▶ Task to carry out
Copy each line where the word "fronte" occurs.

▶ Recorded information
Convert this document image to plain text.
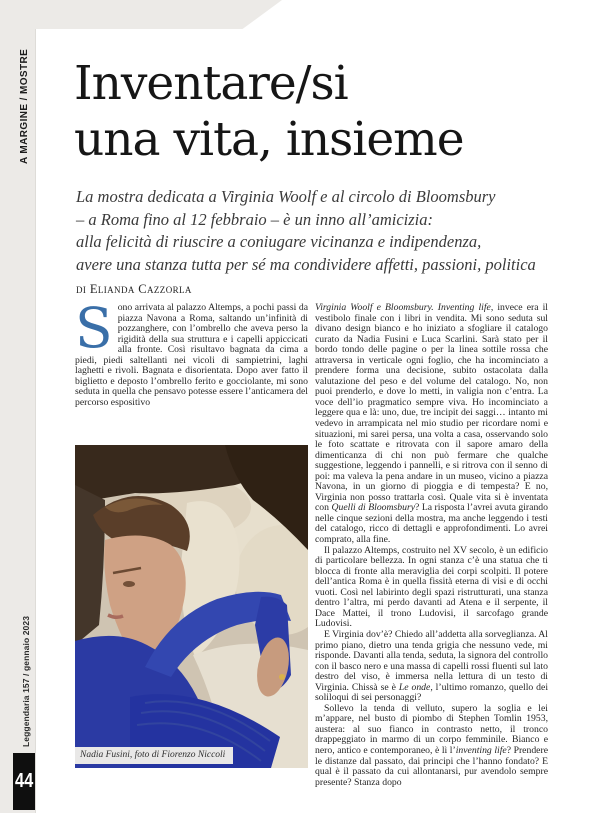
A MARGINE / MOSTRE
Leggendaria 157 / gennaio 2023
44
Inventare/si
una vita, insieme
La mostra dedicata a Virginia Woolf e al circolo di Bloomsbury
– a Roma fino al 12 febbraio – è un inno all’amicizia:
alla felicità di riuscire a coniugare vicinanza e indipendenza,
avere una stanza tutta per sé ma condividere affetti, passioni, politica
di Elianda Cazzorla

Sono arrivata al palazzo Altemps, a pochi passi da piazza Navona a Roma, saltando un’infinità di pozzanghere, con l’ombrello che aveva perso la rigidità della sua struttura e i capelli appiccicati alla fronte. Così risultavo bagnata da cima a piedi, piedi saltellanti nei vicoli di sampietrini, laghi laghetti e rivoli. Bagnata e disorientata. Dopo aver fatto il biglietto e deposto l’ombrello ferito e gocciolante, mi sono seduta in quella che pensavo potesse essere l’anticamera del percorso espositivo

Virginia Woolf e Bloomsbury. Inventing life, invece era il vestibolo finale con i libri in vendita. Mi sono seduta sul divano design bianco e ho iniziato a sfogliare il catalogo curato da Nadia Fusini e Luca Scarlini. Sarà stato per il bordo tondo delle pagine o per la linea sottile rossa che attraversa in verticale ogni foglio, che ha incominciato a prendere forma una decisione, subito ostacolata dalla valutazione del peso e del volume del catalogo. No, non puoi prenderlo, e dove lo metti, in valigia non c’entra. La voce dell’io pragmatico sempre viva. Ho incominciato a leggere qua e là: uno, due, tre incipit dei saggi… intanto mi vedevo in arrampicata nel mio studio per ricordare nomi e situazioni, mi sarei persa, una volta a casa, osservando solo le foto scattate e ritrovata con il sapore amaro della dimenticanza di chi non può fermare che qualche suggestione, leggendo i pannelli, e si ritrova con il senno di poi: ma valeva la pena andare in un museo, vicino a piazza Navona, in un giorno di pioggia e di tempesta? E no, Virginia non posso trattarla così. Quale vita si è inventata con Quelli di Bloomsbury? La risposta l’avrei avuta girando nelle cinque sezioni della mostra, ma anche leggendo i testi del catalogo, ricco di dettagli e approfondimenti. Lo avrei comprato, alla fine.

Il palazzo Altemps, costruito nel XV secolo, è un edificio di particolare bellezza. In ogni stanza c’è una statua che ti blocca di fronte alla meraviglia dei corpi scolpiti. Il potere dell’antica Roma è in quella fissità eterna di visi e di occhi vuoti. Così nel labirinto degli spazi ristrutturati, una stanza dentro l’altra, mi perdo davanti ad Atena e il serpente, il Dace Mattei, il trono Ludovisi, il sarcofago grande Ludovisi.

E Virginia dov’è? Chiedo all’addetta alla sorveglianza. Al primo piano, dietro una tenda grigia che nessuno vede, mi risponde. Davanti alla tenda, seduta, la signora del controllo con il basco nero e una massa di capelli rossi fluenti sul lato destro del viso, è immersa nella lettura di un testo di Virginia. Chissà se è Le onde, l’ultimo romanzo, quello dei soliloqui di sei personaggi?

Sollevo la tenda di velluto, supero la soglia e lei m’appare, nel busto di piombo di Stephen Tomlin 1953, austera: al suo fianco in contrasto netto, il tronco drappeggiato in marmo di un corpo femminile. Bianco e nero, antico e contemporaneo, è lì l’inventing life? Prendere le distanze dal passato, dai principi che l’hanno fondato? E qual è il passato da cui allontanarsi, pur avendolo sempre presente? Stanza dopo

Nadia Fusini, foto di Fiorenzo Niccoli
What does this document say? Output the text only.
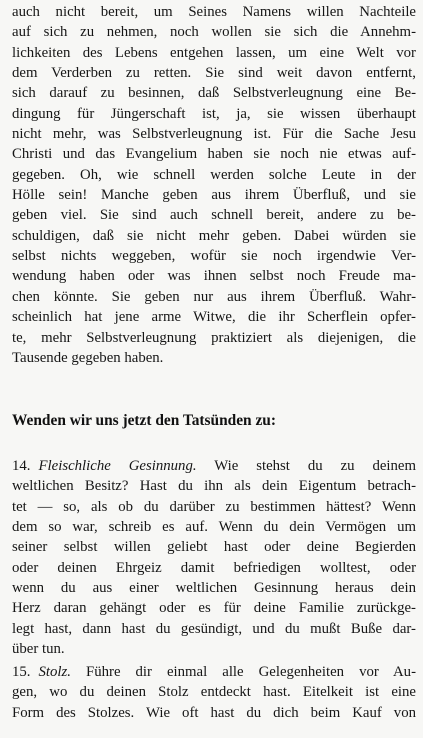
auch nicht bereit, um Seines Namens willen Nachteile
auf sich zu nehmen, noch wollen sie sich die Annehm-
lichkeiten des Lebens entgehen lassen, um eine Welt vor
dem Verderben zu retten. Sie sind weit davon entfernt,
sich darauf zu besinnen, daß Selbstverleugnung eine Be-
dingung für Jüngerschaft ist, ja, sie wissen überhaupt
nicht mehr, was Selbstverleugnung ist. Für die Sache Jesu
Christi und das Evangelium haben sie noch nie etwas auf-
gegeben. Oh, wie schnell werden solche Leute in der
Hölle sein! Manche geben aus ihrem Überfluß, und sie
geben viel. Sie sind auch schnell bereit, andere zu be-
schuldigen, daß sie nicht mehr geben. Dabei würden sie
selbst nichts weggeben, wofür sie noch irgendwie Ver-
wendung haben oder was ihnen selbst noch Freude ma-
chen könnte. Sie geben nur aus ihrem Überfluß. Wahr-
scheinlich hat jene arme Witwe, die ihr Scherflein opfer-
te, mehr Selbstverleugnung praktiziert als diejenigen, die
Tausende gegeben haben.
Wenden wir uns jetzt den Tatsünden zu:
14. Fleischliche Gesinnung. Wie stehst du zu deinem
weltlichen Besitz? Hast du ihn als dein Eigentum betrach-
tet — so, als ob du darüber zu bestimmen hättest? Wenn
dem so war, schreib es auf. Wenn du dein Vermögen um
seiner selbst willen geliebt hast oder deine Begierden
oder deinen Ehrgeiz damit befriedigen wolltest, oder
wenn du aus einer weltlichen Gesinnung heraus dein
Herz daran gehängt oder es für deine Familie zurückge-
legt hast, dann hast du gesündigt, und du mußt Buße dar-
über tun.
15. Stolz. Führe dir einmal alle Gelegenheiten vor Au-
gen, wo du deinen Stolz entdeckt hast. Eitelkeit ist eine
Form des Stolzes. Wie oft hast du dich beim Kauf von
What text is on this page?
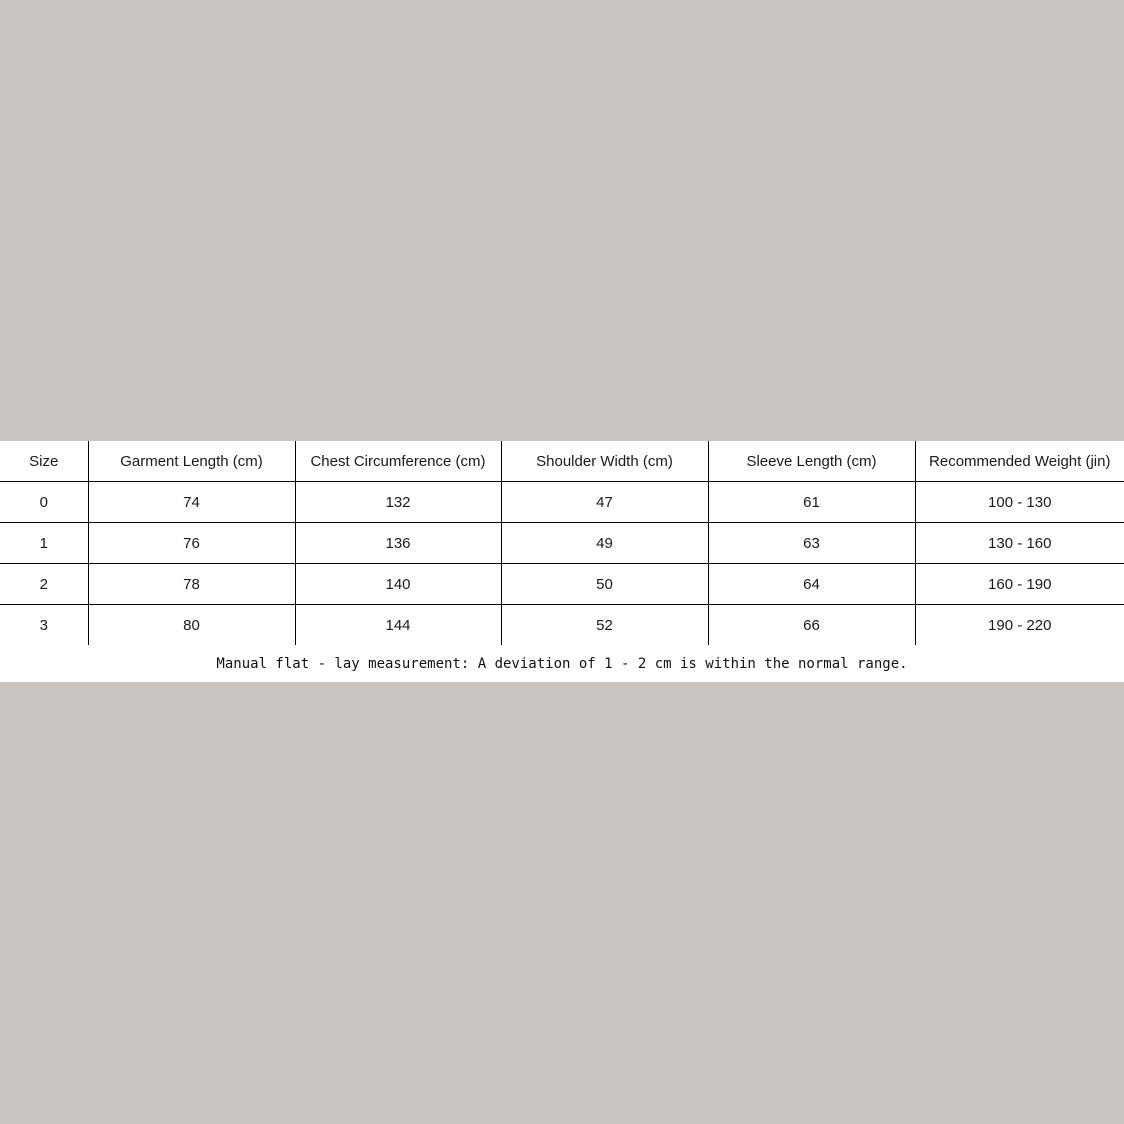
Size	Garment Length (cm)	Chest Circumference (cm)	Shoulder Width (cm)	Sleeve Length (cm)	Recommended Weight (jin)
0	74	132	47	61	100 - 130
1	76	136	49	63	130 - 160
2	78	140	50	64	160 - 190
3	80	144	52	66	190 - 220
Manual flat - lay measurement: A deviation of 1 - 2 cm is within the normal range.
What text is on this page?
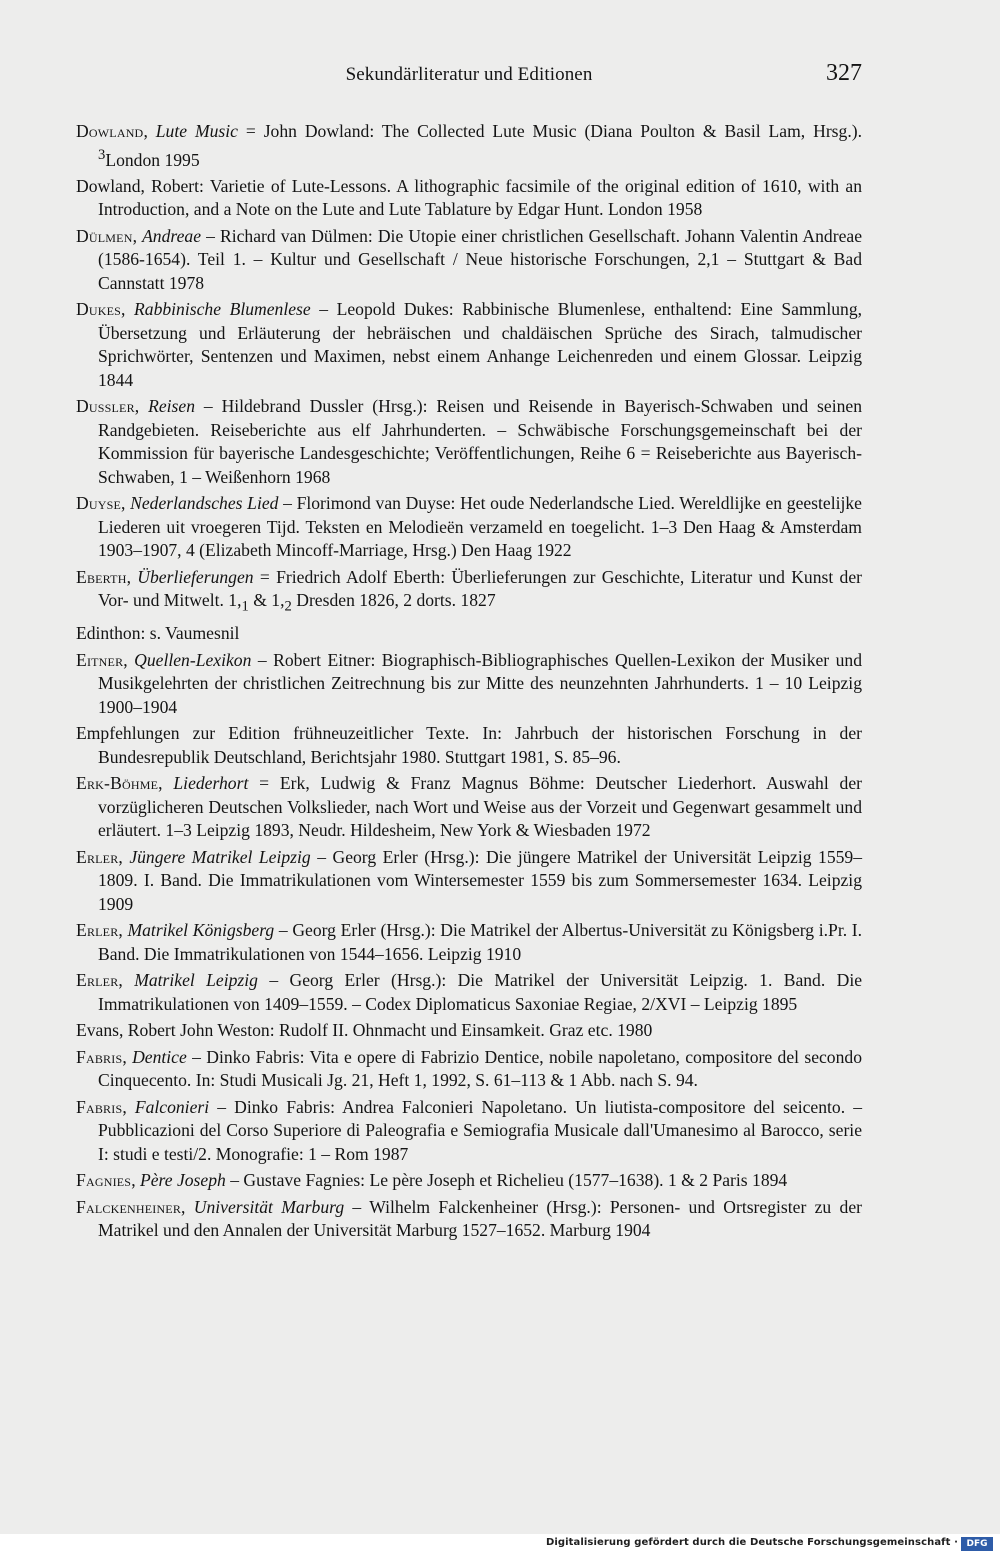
Sekundärliteratur und Editionen	327

Dowland, Lute Music = John Dowland: The Collected Lute Music (Diana Poulton & Basil Lam, Hrsg.). $^3$London 1995

Dowland, Robert: Varietie of Lute-Lessons. A lithographic facsimile of the original edition of 1610, with an Introduction, and a Note on the Lute and Lute Tablature by Edgar Hunt. London 1958

Dülmen, Andreae – Richard van Dülmen: Die Utopie einer christlichen Gesellschaft. Johann Valentin Andreae (1586-1654). Teil 1. – Kultur und Gesellschaft / Neue historische Forschungen, 2,1 – Stuttgart & Bad Cannstatt 1978

Dukes, Rabbinische Blumenlese – Leopold Dukes: Rabbinische Blumenlese, enthaltend: Eine Sammlung, Übersetzung und Erläuterung der hebräischen und chaldäischen Sprüche des Sirach, talmudischer Sprichwörter, Sentenzen und Maximen, nebst einem Anhange Leichenreden und einem Glossar. Leipzig 1844

Dussler, Reisen – Hildebrand Dussler (Hrsg.): Reisen und Reisende in Bayerisch-Schwaben und seinen Randgebieten. Reiseberichte aus elf Jahrhunderten. – Schwäbische Forschungsgemeinschaft bei der Kommission für bayerische Landesgeschichte; Veröffentlichungen, Reihe 6 = Reiseberichte aus Bayerisch-Schwaben, 1 – Weißenhorn 1968

Duyse, Nederlandsches Lied – Florimond van Duyse: Het oude Nederlandsche Lied. Wereldlijke en geestelijke Liederen uit vroegeren Tijd. Teksten en Melodieën verzameld en toegelicht. 1–3 Den Haag & Amsterdam 1903–1907, 4 (Elizabeth Mincoff-Marriage, Hrsg.) Den Haag 1922

Eberth, Überlieferungen = Friedrich Adolf Eberth: Überlieferungen zur Geschichte, Literatur und Kunst der Vor- und Mitwelt. $1,_1$ & $1,_2$ Dresden 1826, 2 dorts. 1827

Edinthon: s. Vaumesnil

Eitner, Quellen-Lexikon – Robert Eitner: Biographisch-Bibliographisches Quellen-Lexikon der Musiker und Musikgelehrten der christlichen Zeitrechnung bis zur Mitte des neunzehnten Jahrhunderts. 1 – 10 Leipzig 1900–1904

Empfehlungen zur Edition frühneuzeitlicher Texte. In: Jahrbuch der historischen Forschung in der Bundesrepublik Deutschland, Berichtsjahr 1980. Stuttgart 1981, S. 85–96.

Erk-Böhme, Liederhort = Erk, Ludwig & Franz Magnus Böhme: Deutscher Liederhort. Auswahl der vorzüglicheren Deutschen Volkslieder, nach Wort und Weise aus der Vorzeit und Gegenwart gesammelt und erläutert. 1–3 Leipzig 1893, Neudr. Hildesheim, New York & Wiesbaden 1972

Erler, Jüngere Matrikel Leipzig – Georg Erler (Hrsg.): Die jüngere Matrikel der Universität Leipzig 1559–1809. I. Band. Die Immatrikulationen vom Wintersemester 1559 bis zum Sommersemester 1634. Leipzig 1909

Erler, Matrikel Königsberg – Georg Erler (Hrsg.): Die Matrikel der Albertus-Universität zu Königsberg i.Pr. I. Band. Die Immatrikulationen von 1544–1656. Leipzig 1910

Erler, Matrikel Leipzig – Georg Erler (Hrsg.): Die Matrikel der Universität Leipzig. 1. Band. Die Immatrikulationen von 1409–1559. – Codex Diplomaticus Saxoniae Regiae, 2/XVI – Leipzig 1895

Evans, Robert John Weston: Rudolf II. Ohnmacht und Einsamkeit. Graz etc. 1980

Fabris, Dentice – Dinko Fabris: Vita e opere di Fabrizio Dentice, nobile napoletano, compositore del secondo Cinquecento. In: Studi Musicali Jg. 21, Heft 1, 1992, S. 61–113 & 1 Abb. nach S. 94.

Fabris, Falconieri – Dinko Fabris: Andrea Falconieri Napoletano. Un liutista-compositore del seicento. – Pubblicazioni del Corso Superiore di Paleografia e Semiografia Musicale dall'Umanesimo al Barocco, serie I: studi e testi/2. Monografie: 1 – Rom 1987

Fagnies, Père Joseph – Gustave Fagnies: Le père Joseph et Richelieu (1577–1638). 1 & 2 Paris 1894

Falckenheiner, Universität Marburg – Wilhelm Falckenheiner (Hrsg.): Personen- und Ortsregister zu der Matrikel und den Annalen der Universität Marburg 1527–1652. Marburg 1904

Digitalisierung gefördert durch die Deutsche Forschungsgemeinschaft · DFG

▶ The response
Sono arrivata al palazzo Altemps, a pochi passi da piazza Navona a Roma, saltando un’infinità di pozzanghere, con l’ombrello che aveva perso la rigidità della sua struttura e i capelli appiccicati alla fronte. Così risultavo bagnata da cima a piedi, piedi saltellanti nei vicoli di sampietrini, laghi laghetti e rivoli. Bagnata e disorientata. Dopo aver fatto il biglietto e deposto l’ombrello ferito e gocciolante, mi sono seduta in quella che pensavo potesse essere l’anticamera del percorso espositivo
Il palazzo Altemps, costruito nel XV secolo, è un edificio di particolare bellezza. In ogni stanza c’è una statua che ti blocca di fronte alla meraviglia dei corpi scolpiti. Il potere dell’antica Roma è in quella fissità eterna di visi e di occhi vuoti. Così nel labirinto degli spazi ristrutturati, una stanza dentro l’altra, mi perdo davanti ad Atena e il serpente, il Dace Mattei, il trono Ludovisi, il sarcofago grande Ludovisi.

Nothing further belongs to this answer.